Given problem — Give every line from the entries that contains "Solução".
◇ ◇ ◇ ◇ ◇ ◇ ◇
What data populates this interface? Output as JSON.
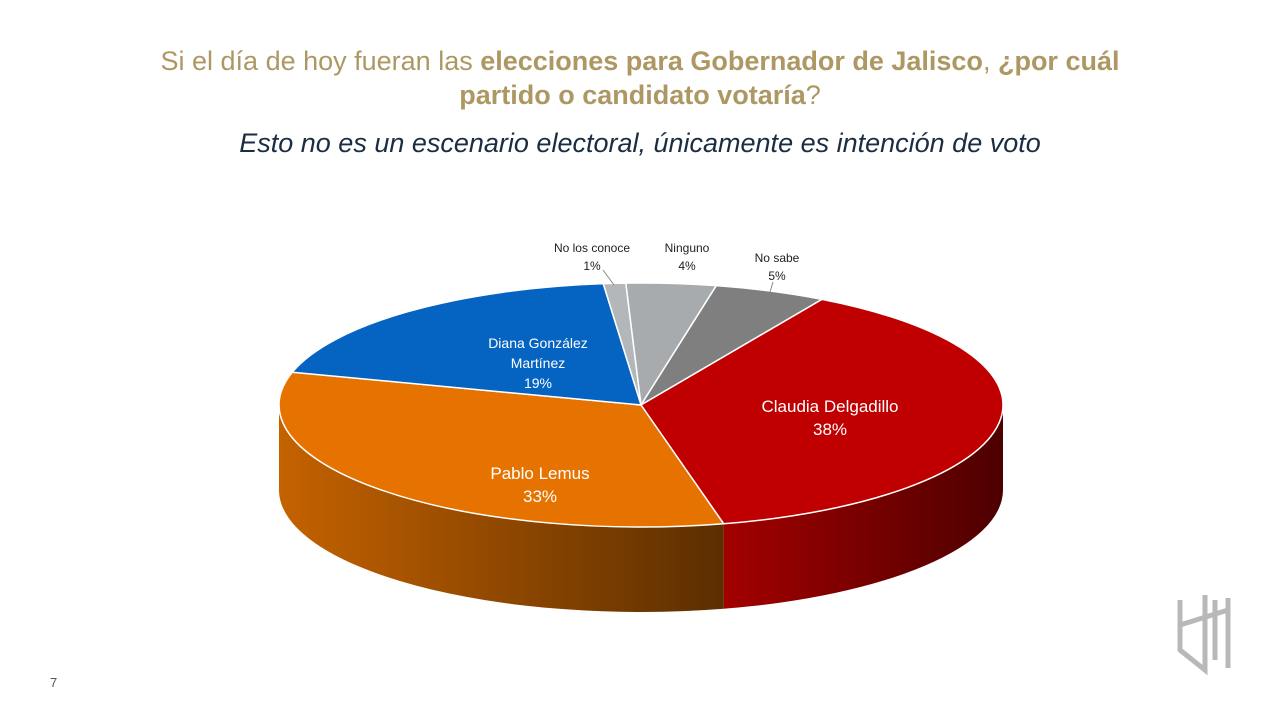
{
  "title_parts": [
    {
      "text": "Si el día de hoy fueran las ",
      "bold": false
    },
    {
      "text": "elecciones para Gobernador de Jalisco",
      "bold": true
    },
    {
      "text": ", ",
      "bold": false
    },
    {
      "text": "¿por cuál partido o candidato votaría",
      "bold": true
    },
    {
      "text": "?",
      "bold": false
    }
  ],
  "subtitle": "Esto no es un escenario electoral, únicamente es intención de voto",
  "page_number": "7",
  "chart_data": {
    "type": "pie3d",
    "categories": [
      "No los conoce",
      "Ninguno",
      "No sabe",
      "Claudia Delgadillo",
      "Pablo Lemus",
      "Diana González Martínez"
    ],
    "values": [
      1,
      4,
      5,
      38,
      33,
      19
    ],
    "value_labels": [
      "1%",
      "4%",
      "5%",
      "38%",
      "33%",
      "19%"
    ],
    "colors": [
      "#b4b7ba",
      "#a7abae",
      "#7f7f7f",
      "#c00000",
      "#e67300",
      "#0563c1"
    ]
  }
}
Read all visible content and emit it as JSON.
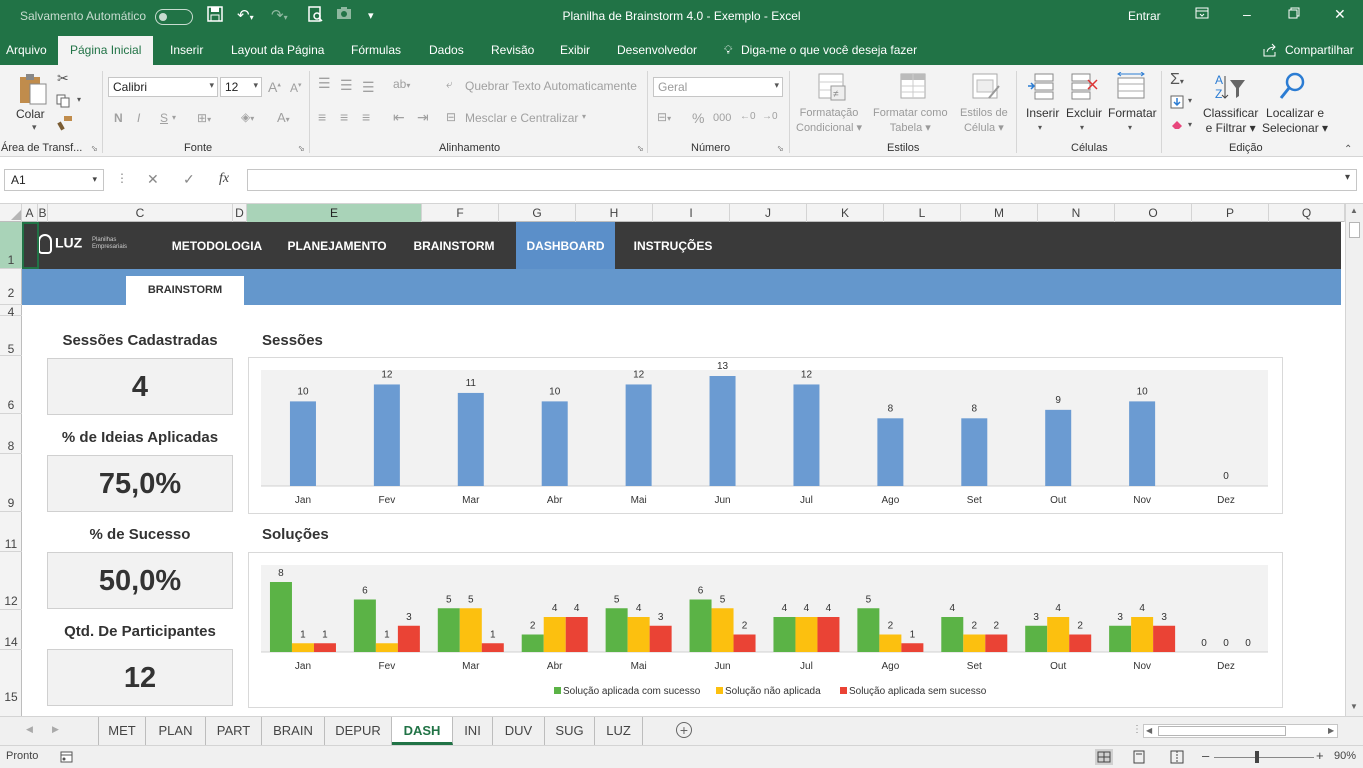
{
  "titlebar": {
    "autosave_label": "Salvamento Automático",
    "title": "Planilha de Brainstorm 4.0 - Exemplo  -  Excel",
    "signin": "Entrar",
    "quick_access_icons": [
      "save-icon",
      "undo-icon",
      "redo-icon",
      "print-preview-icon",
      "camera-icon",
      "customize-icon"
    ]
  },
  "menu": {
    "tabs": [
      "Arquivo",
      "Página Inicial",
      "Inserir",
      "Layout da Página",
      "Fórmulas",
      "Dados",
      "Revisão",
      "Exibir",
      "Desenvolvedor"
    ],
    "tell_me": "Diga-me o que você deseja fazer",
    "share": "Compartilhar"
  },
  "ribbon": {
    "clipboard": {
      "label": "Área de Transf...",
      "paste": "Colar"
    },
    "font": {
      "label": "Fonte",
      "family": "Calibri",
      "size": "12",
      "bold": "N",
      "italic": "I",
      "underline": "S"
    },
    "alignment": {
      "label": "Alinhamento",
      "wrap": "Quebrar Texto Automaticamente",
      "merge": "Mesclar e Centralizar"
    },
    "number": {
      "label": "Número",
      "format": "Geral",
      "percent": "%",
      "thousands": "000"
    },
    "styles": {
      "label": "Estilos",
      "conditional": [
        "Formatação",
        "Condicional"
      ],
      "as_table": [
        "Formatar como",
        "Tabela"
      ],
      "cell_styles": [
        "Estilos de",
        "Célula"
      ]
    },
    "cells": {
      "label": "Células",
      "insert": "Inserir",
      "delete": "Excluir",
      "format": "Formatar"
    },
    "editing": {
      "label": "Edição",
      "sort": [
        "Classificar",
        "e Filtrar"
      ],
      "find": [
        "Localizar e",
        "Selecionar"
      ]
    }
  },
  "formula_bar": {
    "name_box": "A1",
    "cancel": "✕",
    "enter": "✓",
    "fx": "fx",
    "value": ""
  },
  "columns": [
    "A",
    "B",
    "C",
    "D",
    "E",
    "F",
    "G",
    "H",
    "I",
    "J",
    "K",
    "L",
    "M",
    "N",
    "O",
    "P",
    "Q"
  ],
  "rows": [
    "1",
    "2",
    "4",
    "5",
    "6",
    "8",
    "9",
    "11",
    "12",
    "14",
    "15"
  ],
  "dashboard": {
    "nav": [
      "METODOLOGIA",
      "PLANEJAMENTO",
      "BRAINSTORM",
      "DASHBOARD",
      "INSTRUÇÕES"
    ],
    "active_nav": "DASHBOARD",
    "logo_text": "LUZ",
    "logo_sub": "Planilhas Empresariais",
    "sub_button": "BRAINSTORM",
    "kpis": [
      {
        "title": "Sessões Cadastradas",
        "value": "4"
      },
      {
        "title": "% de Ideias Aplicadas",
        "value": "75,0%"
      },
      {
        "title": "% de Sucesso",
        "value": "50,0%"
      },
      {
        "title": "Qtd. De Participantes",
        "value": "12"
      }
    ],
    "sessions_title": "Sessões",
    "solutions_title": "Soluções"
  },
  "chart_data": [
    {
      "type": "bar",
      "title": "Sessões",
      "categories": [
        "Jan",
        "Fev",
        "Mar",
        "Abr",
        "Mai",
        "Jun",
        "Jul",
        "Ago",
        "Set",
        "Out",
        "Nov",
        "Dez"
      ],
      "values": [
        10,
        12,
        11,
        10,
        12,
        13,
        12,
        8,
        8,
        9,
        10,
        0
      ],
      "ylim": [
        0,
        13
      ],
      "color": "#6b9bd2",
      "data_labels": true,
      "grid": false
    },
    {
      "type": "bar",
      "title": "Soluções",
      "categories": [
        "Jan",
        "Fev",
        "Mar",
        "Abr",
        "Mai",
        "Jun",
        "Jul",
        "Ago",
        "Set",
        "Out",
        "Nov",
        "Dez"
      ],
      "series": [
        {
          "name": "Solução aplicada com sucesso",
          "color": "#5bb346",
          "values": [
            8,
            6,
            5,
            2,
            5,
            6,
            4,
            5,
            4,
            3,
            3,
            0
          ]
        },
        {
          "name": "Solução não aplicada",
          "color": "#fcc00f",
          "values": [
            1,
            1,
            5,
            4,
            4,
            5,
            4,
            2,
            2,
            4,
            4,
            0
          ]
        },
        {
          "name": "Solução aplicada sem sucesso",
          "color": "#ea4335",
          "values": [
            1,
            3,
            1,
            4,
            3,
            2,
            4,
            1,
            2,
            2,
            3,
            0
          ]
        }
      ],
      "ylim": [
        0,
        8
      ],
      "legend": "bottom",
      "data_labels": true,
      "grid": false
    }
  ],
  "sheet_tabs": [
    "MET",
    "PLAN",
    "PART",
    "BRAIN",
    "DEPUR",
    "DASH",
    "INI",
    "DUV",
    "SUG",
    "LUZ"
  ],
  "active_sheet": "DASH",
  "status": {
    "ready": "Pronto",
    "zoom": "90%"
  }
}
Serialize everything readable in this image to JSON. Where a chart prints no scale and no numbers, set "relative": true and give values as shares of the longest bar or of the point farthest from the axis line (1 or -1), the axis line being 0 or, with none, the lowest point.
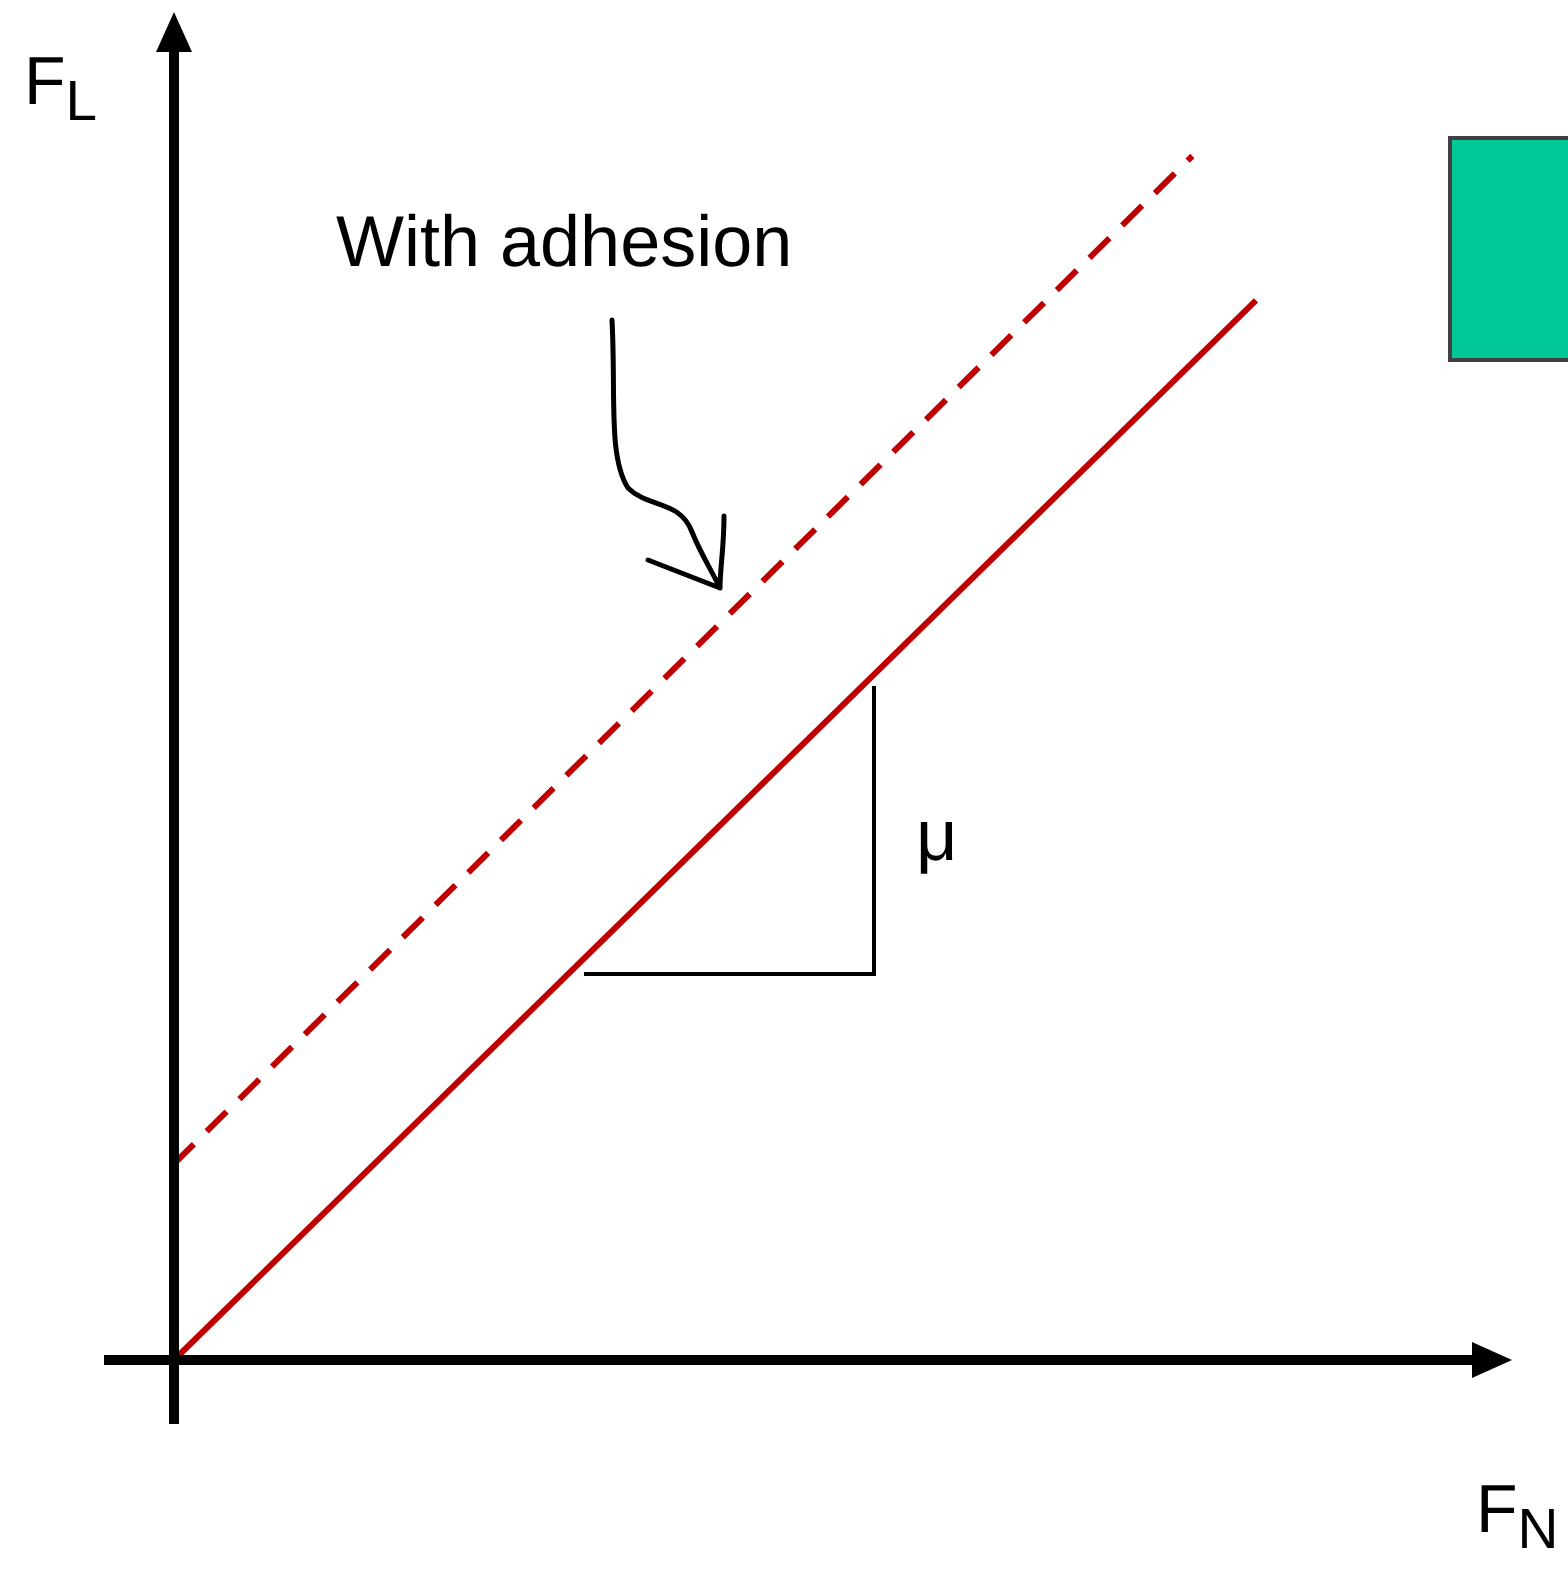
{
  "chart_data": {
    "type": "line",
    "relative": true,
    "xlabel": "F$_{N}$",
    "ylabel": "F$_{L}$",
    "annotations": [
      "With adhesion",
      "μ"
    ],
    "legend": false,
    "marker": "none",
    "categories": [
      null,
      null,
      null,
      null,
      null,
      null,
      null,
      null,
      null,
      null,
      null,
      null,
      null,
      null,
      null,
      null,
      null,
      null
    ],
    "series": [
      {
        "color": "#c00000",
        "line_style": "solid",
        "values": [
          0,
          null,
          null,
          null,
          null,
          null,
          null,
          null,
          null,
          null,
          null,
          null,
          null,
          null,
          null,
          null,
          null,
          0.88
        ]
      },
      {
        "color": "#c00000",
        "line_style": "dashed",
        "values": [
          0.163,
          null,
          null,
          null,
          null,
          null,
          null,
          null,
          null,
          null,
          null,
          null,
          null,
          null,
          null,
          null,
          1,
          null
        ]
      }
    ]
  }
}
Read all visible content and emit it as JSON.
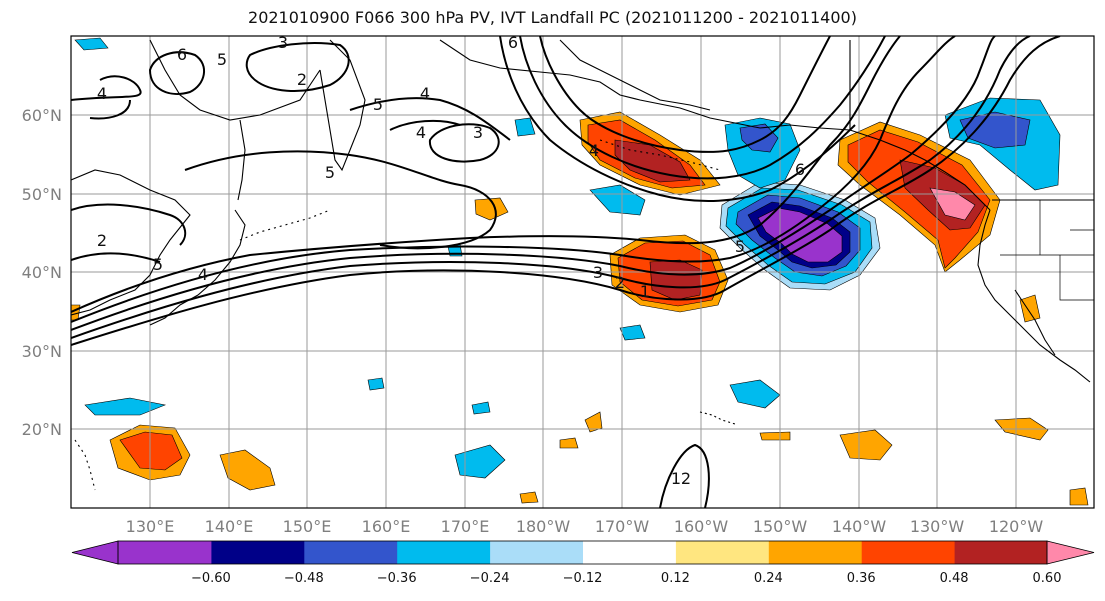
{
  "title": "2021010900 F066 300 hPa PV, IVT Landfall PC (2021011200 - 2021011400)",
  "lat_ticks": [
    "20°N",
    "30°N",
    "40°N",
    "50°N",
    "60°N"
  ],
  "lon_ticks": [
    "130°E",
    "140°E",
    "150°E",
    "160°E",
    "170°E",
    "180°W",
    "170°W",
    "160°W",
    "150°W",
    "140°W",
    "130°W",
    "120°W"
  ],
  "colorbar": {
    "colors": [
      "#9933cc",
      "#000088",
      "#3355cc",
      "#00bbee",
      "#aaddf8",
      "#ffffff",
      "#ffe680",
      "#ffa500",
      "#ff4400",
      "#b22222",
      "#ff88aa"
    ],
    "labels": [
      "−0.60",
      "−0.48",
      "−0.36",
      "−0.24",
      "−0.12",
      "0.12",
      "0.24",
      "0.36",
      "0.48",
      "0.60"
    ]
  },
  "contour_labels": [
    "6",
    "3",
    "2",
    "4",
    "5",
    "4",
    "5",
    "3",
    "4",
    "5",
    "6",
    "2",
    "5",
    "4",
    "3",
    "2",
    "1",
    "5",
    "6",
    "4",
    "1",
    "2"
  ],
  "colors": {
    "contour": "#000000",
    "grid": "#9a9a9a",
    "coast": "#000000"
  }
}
◇ ◇ ◇ ◇ ◇ ◇ ◇
Solution —
          "name": "Solução aplicada com sucesso",
          "name": "Solução não aplicada",
          "name": "Solução aplicada sem sucesso",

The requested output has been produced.